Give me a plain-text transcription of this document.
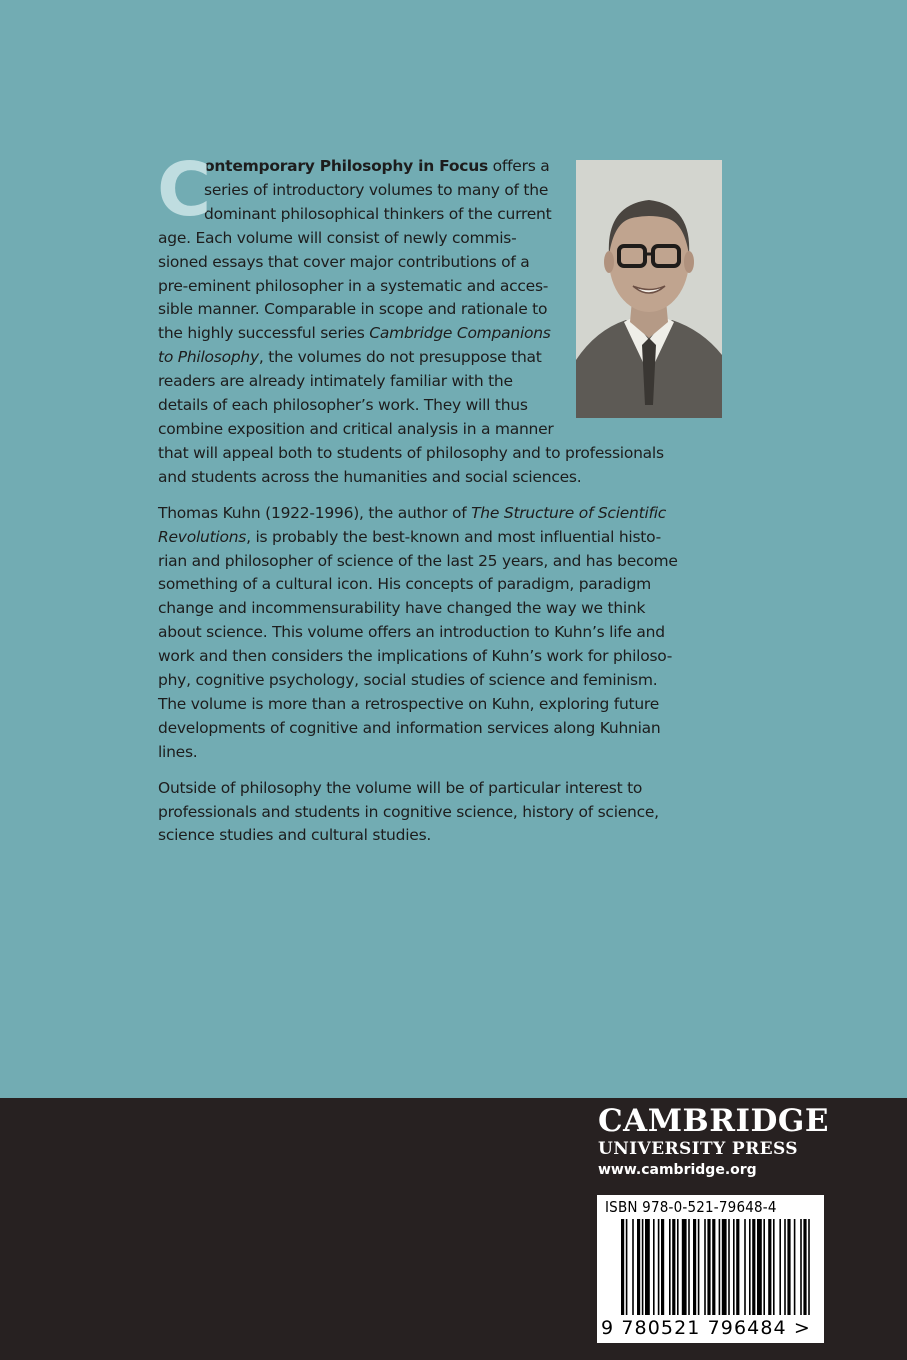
C
ontemporary Philosophy in Focus offers a
series of introductory volumes to many of the
dominant philosophical thinkers of the current
age. Each volume will consist of newly commis-
sioned essays that cover major contributions of a
pre-eminent philosopher in a systematic and acces-
sible manner. Comparable in scope and rationale to
the highly successful series Cambridge Companions
to Philosophy, the volumes do not presuppose that
readers are already intimately familiar with the
details of each philosopher’s work. They will thus
combine exposition and critical analysis in a manner
that will appeal both to students of philosophy and to professionals
and students across the humanities and social sciences.
Thomas Kuhn (1922-1996), the author of The Structure of Scientific
Revolutions, is probably the best-known and most influential histo-
rian and philosopher of science of the last 25 years, and has become
something of a cultural icon. His concepts of paradigm, paradigm
change and incommensurability have changed the way we think
about science. This volume offers an introduction to Kuhn’s life and
work and then considers the implications of Kuhn’s work for philoso-
phy, cognitive psychology, social studies of science and feminism.
The volume is more than a retrospective on Kuhn, exploring future
developments of cognitive and information services along Kuhnian
lines.
Outside of philosophy the volume will be of particular interest to
professionals and students in cognitive science, history of science,
science studies and cultural studies.
CAMBRIDGE
UNIVERSITY PRESS
www.cambridge.org
ISBN 978-0-521-79648-4
9 780521 796484 >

[EXERCISE DETAILS]
Go over the entries above and say how many lines hold the string "philosopher", with no other text.

[TASK RESULT]
3